── Exercise materials ──

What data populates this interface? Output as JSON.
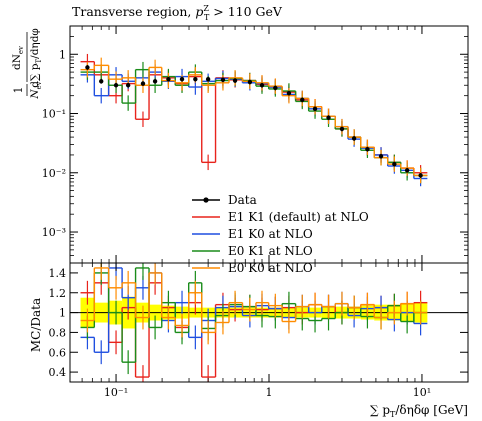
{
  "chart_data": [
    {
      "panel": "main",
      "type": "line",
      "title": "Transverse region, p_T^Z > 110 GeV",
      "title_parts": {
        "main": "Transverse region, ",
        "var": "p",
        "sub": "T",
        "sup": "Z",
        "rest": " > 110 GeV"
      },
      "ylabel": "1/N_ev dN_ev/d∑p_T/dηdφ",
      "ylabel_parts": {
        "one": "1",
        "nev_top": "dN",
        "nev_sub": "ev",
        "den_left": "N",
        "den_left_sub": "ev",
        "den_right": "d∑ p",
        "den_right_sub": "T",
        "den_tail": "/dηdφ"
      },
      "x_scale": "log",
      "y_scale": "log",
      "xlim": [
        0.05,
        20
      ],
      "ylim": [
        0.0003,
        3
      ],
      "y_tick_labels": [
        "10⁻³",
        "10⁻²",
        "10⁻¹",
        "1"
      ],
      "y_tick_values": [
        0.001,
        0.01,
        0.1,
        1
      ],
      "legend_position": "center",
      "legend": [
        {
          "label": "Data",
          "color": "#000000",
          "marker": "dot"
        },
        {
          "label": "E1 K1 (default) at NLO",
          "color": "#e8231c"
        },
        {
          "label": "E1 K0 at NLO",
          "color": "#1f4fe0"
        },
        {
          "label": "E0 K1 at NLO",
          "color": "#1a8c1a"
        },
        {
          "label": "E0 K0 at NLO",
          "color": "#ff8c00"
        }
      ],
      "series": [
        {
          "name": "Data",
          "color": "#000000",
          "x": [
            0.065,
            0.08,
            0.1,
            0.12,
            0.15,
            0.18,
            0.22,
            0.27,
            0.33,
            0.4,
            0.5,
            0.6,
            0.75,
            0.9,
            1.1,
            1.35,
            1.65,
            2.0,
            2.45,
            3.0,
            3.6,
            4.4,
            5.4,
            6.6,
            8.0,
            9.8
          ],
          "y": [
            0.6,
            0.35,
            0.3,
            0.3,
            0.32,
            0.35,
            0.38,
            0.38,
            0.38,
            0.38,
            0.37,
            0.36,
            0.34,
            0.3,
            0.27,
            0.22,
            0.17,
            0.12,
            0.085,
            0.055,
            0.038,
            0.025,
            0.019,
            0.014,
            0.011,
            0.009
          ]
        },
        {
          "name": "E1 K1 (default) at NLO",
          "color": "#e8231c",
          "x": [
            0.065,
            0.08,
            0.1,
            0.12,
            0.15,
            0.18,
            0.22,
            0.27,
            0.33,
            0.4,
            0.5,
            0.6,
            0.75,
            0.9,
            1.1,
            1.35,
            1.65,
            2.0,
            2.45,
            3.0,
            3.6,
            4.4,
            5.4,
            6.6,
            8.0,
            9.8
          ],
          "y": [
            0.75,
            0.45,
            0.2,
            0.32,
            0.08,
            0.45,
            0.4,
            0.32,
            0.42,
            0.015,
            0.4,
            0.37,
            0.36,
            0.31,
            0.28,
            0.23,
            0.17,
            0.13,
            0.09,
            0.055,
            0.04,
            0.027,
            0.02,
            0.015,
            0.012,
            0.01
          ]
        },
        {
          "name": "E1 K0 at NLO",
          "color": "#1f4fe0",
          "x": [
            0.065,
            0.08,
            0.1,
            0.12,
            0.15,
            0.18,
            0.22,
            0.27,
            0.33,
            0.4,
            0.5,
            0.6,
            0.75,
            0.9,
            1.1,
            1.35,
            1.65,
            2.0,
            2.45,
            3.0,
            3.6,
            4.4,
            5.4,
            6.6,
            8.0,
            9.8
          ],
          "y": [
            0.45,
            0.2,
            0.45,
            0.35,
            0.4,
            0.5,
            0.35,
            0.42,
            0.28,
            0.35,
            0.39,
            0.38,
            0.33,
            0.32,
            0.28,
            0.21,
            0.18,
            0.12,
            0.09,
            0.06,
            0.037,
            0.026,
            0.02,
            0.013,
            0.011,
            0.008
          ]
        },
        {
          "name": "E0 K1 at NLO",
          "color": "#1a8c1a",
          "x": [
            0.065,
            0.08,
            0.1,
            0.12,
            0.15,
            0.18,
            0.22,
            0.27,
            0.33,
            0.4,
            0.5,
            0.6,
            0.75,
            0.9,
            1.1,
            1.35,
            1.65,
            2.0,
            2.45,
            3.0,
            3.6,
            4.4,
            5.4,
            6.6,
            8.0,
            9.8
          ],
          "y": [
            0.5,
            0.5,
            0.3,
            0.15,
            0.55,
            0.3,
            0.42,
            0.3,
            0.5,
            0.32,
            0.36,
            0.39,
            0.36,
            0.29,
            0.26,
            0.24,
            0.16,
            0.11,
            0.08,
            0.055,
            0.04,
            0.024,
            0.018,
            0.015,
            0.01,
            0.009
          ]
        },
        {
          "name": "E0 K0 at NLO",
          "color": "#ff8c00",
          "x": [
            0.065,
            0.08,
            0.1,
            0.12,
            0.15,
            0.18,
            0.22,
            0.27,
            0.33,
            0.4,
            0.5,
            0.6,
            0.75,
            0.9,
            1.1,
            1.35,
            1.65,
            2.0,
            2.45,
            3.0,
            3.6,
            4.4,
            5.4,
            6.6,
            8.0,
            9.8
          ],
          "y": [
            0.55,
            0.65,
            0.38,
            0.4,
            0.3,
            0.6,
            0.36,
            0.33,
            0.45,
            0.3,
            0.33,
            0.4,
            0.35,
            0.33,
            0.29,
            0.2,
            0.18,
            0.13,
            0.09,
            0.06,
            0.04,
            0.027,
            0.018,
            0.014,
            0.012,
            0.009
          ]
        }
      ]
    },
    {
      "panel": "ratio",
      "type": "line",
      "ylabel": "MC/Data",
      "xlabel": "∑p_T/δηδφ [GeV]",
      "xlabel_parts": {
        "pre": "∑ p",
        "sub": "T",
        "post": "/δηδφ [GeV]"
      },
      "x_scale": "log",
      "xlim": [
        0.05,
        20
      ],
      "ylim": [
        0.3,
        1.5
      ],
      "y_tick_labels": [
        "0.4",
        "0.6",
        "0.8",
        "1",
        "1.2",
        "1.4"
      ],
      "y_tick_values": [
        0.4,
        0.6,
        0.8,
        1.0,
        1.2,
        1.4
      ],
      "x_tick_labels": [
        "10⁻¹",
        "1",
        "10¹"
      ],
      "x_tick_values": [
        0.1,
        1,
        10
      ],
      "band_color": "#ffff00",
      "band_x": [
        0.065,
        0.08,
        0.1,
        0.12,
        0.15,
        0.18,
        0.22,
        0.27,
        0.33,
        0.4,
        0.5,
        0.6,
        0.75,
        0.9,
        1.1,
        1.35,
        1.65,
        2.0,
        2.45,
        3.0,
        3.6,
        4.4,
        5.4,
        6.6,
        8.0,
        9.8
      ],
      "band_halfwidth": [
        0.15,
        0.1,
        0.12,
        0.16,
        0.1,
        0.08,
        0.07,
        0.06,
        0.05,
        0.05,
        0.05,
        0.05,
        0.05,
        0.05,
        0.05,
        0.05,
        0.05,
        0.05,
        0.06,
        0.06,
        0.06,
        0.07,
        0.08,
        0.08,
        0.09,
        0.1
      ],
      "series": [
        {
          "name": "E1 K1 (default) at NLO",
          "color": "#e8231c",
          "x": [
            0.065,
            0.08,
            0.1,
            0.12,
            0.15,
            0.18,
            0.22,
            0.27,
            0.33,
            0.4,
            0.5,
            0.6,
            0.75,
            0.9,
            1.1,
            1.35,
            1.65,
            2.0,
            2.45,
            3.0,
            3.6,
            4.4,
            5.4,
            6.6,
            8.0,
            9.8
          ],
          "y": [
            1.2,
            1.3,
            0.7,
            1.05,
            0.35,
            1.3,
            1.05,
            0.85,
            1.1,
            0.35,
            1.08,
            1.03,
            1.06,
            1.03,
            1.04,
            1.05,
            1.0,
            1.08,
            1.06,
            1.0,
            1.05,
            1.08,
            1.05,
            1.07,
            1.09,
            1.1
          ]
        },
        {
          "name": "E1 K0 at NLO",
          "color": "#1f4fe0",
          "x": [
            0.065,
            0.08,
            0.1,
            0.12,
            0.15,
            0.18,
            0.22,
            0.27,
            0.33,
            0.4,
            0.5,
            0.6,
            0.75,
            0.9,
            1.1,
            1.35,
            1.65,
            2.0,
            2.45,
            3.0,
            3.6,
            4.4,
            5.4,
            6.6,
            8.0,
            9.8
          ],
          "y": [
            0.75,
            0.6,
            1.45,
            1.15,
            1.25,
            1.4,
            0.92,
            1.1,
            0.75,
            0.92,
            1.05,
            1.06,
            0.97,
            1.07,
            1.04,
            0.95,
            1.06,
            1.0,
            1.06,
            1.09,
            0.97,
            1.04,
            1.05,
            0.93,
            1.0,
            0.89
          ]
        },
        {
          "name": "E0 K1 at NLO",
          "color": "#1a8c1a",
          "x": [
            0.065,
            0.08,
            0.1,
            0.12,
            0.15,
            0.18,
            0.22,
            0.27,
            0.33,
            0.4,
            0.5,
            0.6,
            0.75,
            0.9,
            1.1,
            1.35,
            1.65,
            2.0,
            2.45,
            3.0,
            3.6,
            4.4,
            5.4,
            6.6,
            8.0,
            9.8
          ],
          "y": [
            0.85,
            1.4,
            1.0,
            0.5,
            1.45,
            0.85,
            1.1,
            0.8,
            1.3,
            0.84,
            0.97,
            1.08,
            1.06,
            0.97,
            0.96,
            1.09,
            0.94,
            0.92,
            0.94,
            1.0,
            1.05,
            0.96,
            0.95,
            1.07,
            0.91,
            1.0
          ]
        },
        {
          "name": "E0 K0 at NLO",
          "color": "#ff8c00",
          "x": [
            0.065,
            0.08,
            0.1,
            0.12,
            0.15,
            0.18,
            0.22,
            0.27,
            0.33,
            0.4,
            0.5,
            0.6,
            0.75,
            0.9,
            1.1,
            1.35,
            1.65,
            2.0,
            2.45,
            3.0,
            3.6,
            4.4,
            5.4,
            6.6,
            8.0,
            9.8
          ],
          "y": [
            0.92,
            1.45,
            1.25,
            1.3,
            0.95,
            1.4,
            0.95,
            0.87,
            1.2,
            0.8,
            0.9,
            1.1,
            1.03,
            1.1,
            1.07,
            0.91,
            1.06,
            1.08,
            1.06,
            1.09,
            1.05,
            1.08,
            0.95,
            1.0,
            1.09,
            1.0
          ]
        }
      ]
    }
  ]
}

───
── Exercise materials ──

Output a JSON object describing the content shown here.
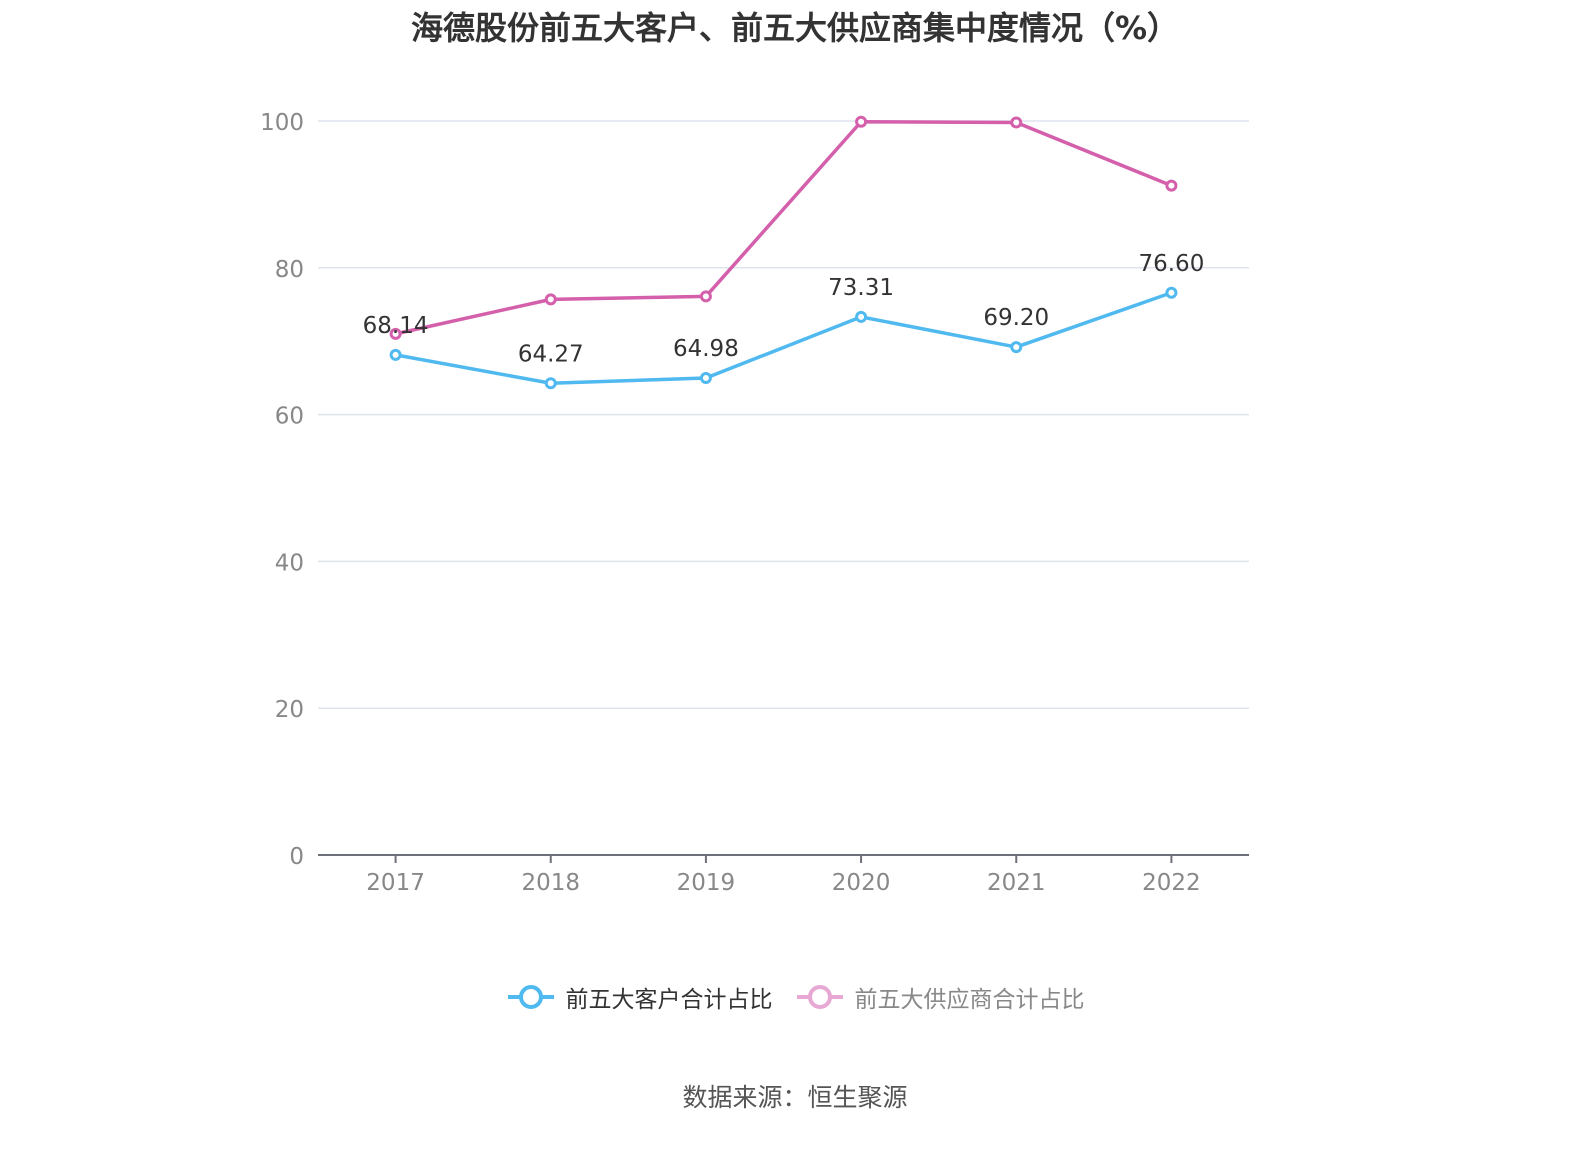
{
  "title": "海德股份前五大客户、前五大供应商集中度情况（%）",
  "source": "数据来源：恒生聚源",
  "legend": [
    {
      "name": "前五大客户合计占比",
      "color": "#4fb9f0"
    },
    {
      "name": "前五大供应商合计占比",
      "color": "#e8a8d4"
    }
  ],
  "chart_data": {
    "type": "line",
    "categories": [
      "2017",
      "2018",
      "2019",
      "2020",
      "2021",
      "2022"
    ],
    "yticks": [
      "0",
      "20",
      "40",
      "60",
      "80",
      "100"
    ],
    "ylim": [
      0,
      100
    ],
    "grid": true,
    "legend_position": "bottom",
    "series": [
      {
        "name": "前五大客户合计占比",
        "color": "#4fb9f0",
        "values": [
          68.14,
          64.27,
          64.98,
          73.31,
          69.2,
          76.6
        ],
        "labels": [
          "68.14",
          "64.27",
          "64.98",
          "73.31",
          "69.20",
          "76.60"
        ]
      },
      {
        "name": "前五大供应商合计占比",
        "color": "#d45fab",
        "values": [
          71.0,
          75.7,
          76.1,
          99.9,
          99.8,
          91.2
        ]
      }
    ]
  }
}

───

- _What to work on_
What is the number of lines in the records above that include the word "Transverse"? Reply with that number and nothing more.

- _Output below_
2